■ ФРАГМЕНТ ИСТОЧНИКА:

★ ★ ★ ★ ★

Соснора сам по себе был художественным произведением. Понятно, что у каждого «свой Соснора», но для меня сперва открылся он сам, а уже затем — его книги. Оставалось только подивиться сходству со стихами. Будто он был их представителем в реальности.

Во-первых, облик римского патриция. Во-вторых, голос. Таким голосом отдают приказы. Пусть никаких приказов (в том числе и по «армии искусств») Соснора не отдавал, но к его интонациям непременно подмешивалась медь.

Словом, как у актеров уровня Смоктуновского или Юрского, его речь была абсолютно индивидуальна. К примеру, когда Виктор Александрович произносил фамилию поэтессы Бешенковской, это было не одно слово, а три. Первые пять букв подавались крупно, а остальные вроде как прилагались.

Значит, ему не обязательно было, подражая футуристам, красить нос серебряной краской или писать на лбу свою фамилию. Все было ясно и так. Входишь в столовую Дома творчества писателей и понимаешь: все, тут присутствующие, реалисты, наследники Г. Николаевой и Ф. Панферова, и лишь он — «заумник» и «речетворец».

Виктор Соснора. Луга, конец 1930-х годовВиктор Соснора. Луга, конец 1930-х годов© Из архива Татьяны Ердяковой

Такая определенность возникла не сразу. В юности, как он сам объяснял, добавлялись кое-какие детали. Пусть это была не редиска в петлице или упомянутая надпись на лбу, но бархатный пиджак с бабочкой он носил с гордостью.

★ ★ ★ ★ ★

■ ЗАДАНИЕ A:
Выпишите из листинга все строки, в которых встречается строка «label». Регистр букв учитывается.
Текст и листинг никак не связаны друг с другом.

■ ДОСТУПНЫЙ ЛИСТИНГ:
★ ★ ★ ★ ★

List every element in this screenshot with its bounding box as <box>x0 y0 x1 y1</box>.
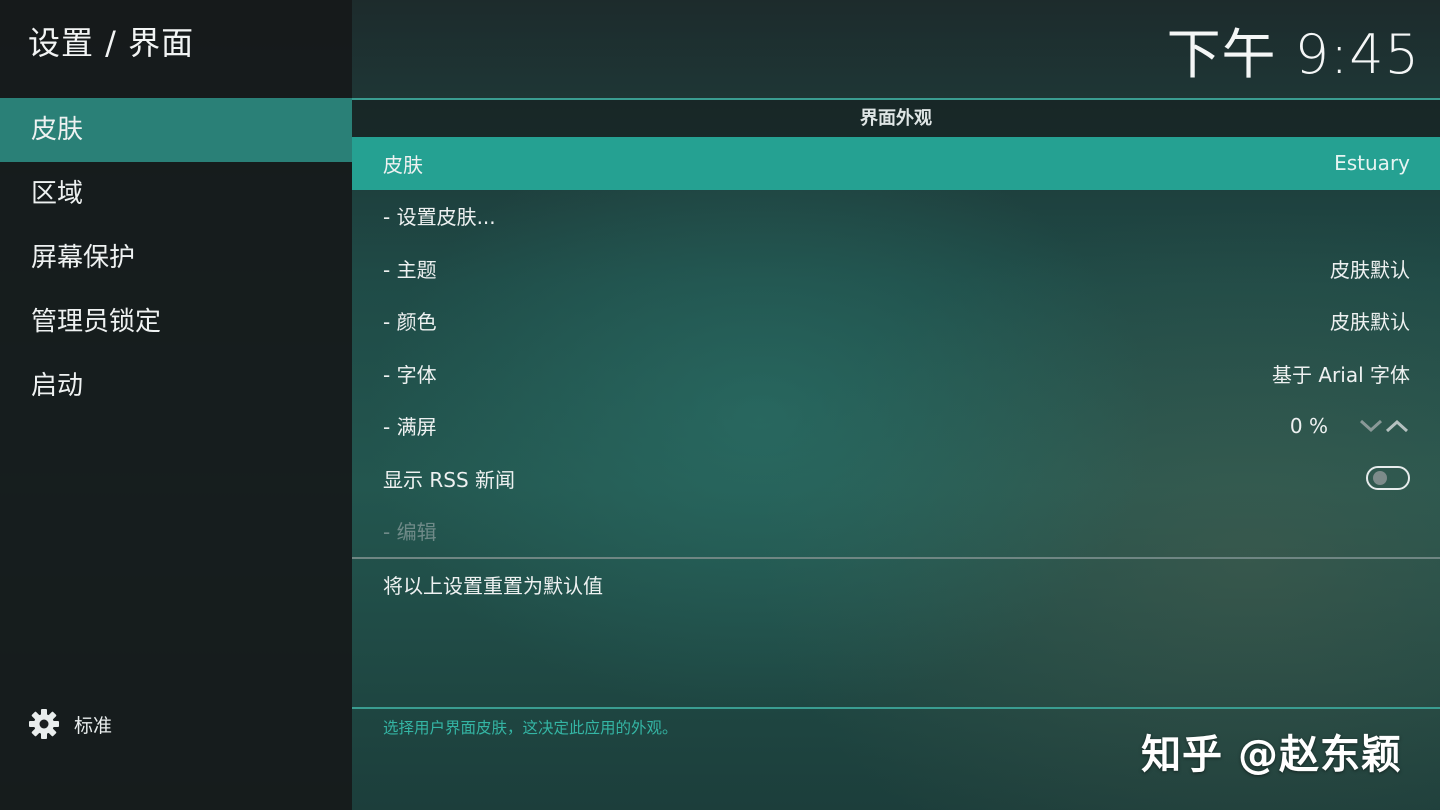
settings-level-label: 标准 <box>74 714 113 737</box>
setting-label: 皮肤 <box>383 152 423 177</box>
sidebar: 设置 / 界面 皮肤 区域 屏幕保护 管理员锁定 启动 标准 <box>0 0 352 810</box>
setting-label: - 颜色 <box>383 310 437 335</box>
sidebar-item-skin[interactable]: 皮肤 <box>0 98 352 162</box>
divider <box>352 557 1440 559</box>
sidebar-nav: 皮肤 区域 屏幕保护 管理员锁定 启动 <box>0 98 352 418</box>
setting-value: 皮肤默认 <box>1330 257 1410 282</box>
setting-label: - 字体 <box>383 362 437 387</box>
section-title: 界面外观 <box>352 100 1440 137</box>
chevron-down-icon[interactable] <box>1358 416 1384 436</box>
setting-row-configure-skin[interactable]: - 设置皮肤... <box>352 190 1440 243</box>
setting-label: - 编辑 <box>383 520 437 545</box>
settings-level-button[interactable]: 标准 <box>28 706 112 742</box>
divider <box>352 707 1440 709</box>
sidebar-item-startup[interactable]: 启动 <box>0 354 352 418</box>
setting-label: - 设置皮肤... <box>383 205 496 230</box>
clock: 下午 9:45 <box>1166 23 1420 86</box>
setting-row-theme[interactable]: - 主题 皮肤默认 <box>352 242 1440 295</box>
settings-list: 皮肤 Estuary - 设置皮肤... - 主题 皮肤默认 - 颜色 皮肤默认… <box>352 137 1440 557</box>
zoom-spinner: 0 % <box>1290 414 1410 438</box>
sidebar-item-screensaver[interactable]: 屏幕保护 <box>0 226 352 290</box>
chevron-up-icon[interactable] <box>1384 416 1410 436</box>
kodi-settings-screen: 设置 / 界面 皮肤 区域 屏幕保护 管理员锁定 启动 标准 下午 9:45 界… <box>0 0 1440 810</box>
setting-value: 基于 Arial 字体 <box>1272 362 1410 387</box>
gear-icon <box>29 709 59 739</box>
rss-toggle[interactable] <box>1366 466 1410 491</box>
setting-row-zoom[interactable]: - 满屏 0 % <box>352 400 1440 453</box>
setting-row-skin[interactable]: 皮肤 Estuary <box>352 137 1440 190</box>
setting-row-colors[interactable]: - 颜色 皮肤默认 <box>352 295 1440 348</box>
setting-value: 皮肤默认 <box>1330 310 1410 335</box>
setting-row-fonts[interactable]: - 字体 基于 Arial 字体 <box>352 347 1440 400</box>
setting-value: Estuary <box>1334 151 1410 176</box>
setting-row-edit-rss: - 编辑 <box>352 505 1440 558</box>
page-title: 设置 / 界面 <box>28 24 195 62</box>
setting-label: - 满屏 <box>383 415 437 440</box>
help-text: 选择用户界面皮肤，这决定此应用的外观。 <box>383 719 678 737</box>
setting-row-show-rss[interactable]: 显示 RSS 新闻 <box>352 452 1440 505</box>
sidebar-item-master-lock[interactable]: 管理员锁定 <box>0 290 352 354</box>
reset-defaults-button[interactable]: 将以上设置重置为默认值 <box>352 560 1440 612</box>
setting-label: 显示 RSS 新闻 <box>383 467 516 492</box>
toggle-knob <box>1373 471 1387 486</box>
setting-label: - 主题 <box>383 257 437 282</box>
sidebar-item-regional[interactable]: 区域 <box>0 162 352 226</box>
watermark: 知乎 @赵东颖 <box>1141 732 1402 778</box>
setting-value: 0 % <box>1289 413 1328 438</box>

★ ★ ★ ★ ★

■ ЗАДАНИЕ B:
Подхватите текст о Викторе Сосноре и продолжите его сразу после последнего приведенного предложения.

■ РЕЗУЛЬТАТ ВЫПОЛНЕНИЯ A:
settings-level-label: 标准 <box>74 714 113 737</box>
setting-label: 皮肤 <box>383 152 423 177</box>
setting-label: - 颜色 <box>383 310 437 335</box>
setting-label: - 字体 <box>383 362 437 387</box>
setting-label: - 编辑 <box>383 520 437 545</box>
setting-label: - 设置皮肤... <box>383 205 496 230</box>
setting-label: - 满屏 <box>383 415 437 440</box>
setting-label: 显示 RSS 新闻 <box>383 467 516 492</box>
setting-label: - 主题 <box>383 257 437 282</box>

■ РЕЗУЛЬТАТ ВЫПОЛНЕНИЯ B:
В его эпоху бархатный пиджак впечатлял не меньше редиски. Когда юный Соснора пришел к Асееву, тот долго разглядывал его через дверной глазок. Вместо ленинградского поэта, работающего на заводе слесарем, перед ним предстал человек из его прошлого.

Пришлось вести переговоры через закрытую дверь. Асеев спросил: «Вы кто?» — а услышав ответ, потребовал паспорт. Наконец документ был предъявлен, и Виктора Александровича пустили в квартиру.

Как известно, футуристов притягивала публичность. Конечно, их манила слава, но дело не только в этом. Сцена давала возможность предстать в образе.

Вот один из них наряжался в желтую кофту. Это был своего рода сценический костюм, символ непричастности миру одинаковых скучных людей. Одеваться так и значило «смазать карту будня».

Виктор Соснора. Львов, 1955Виктор Соснора. Львов, 1955© В. Сумин

Когда положение Сосноры как наследника экспериментов начала века стало очевидным, он сменил гардероб. Уже не надо было ничего доказывать. «Джинсы вечные, вечный свитер…» — написала в посвященных ему стихах Галина Гампер, и это не только образ. Неизменной своей одежде (плюс еще рубашка навыпуск) он действительно не изменял многие годы.

Впрочем, хватало голоса и пластики. Он не говорил, а возглашал. Да еще палец, подтверждая сказанное, взлетал высоко.

Значит, театр бывает без декораций и реквизита. Достаточно актера. Любое произнесенное им слово не уступало слову написанному. Тут тоже присутствовали ритм и глубина. Я бы даже сказал, объем. Ведь глубина — это движение в одну сторону, а объем — в несколько.

О чем он говорил? Например, о стакане. Казалось бы, что можно из него извлечь, а у него вышла отличная история. Еще прибавьте жестикуляцию. Ну и глаза. Они горели так, что стеклянная емкость ценой в семь или восемь копеек превращалась в клад.

Как всегда, Виктор Александрович немного играл. Мы прямо видели, как он идет по лесу и размышляет, что хорошо бы достать стакан. И тут, словно белый гриб, этот стакан вырастает под деревом. Не бумажный, одноразовый, а настоящий, граненый. Будто кто-то свыше к нему обращается: не останавливайтесь, Виктор, не слушайте тех, кто вам запрещает пить!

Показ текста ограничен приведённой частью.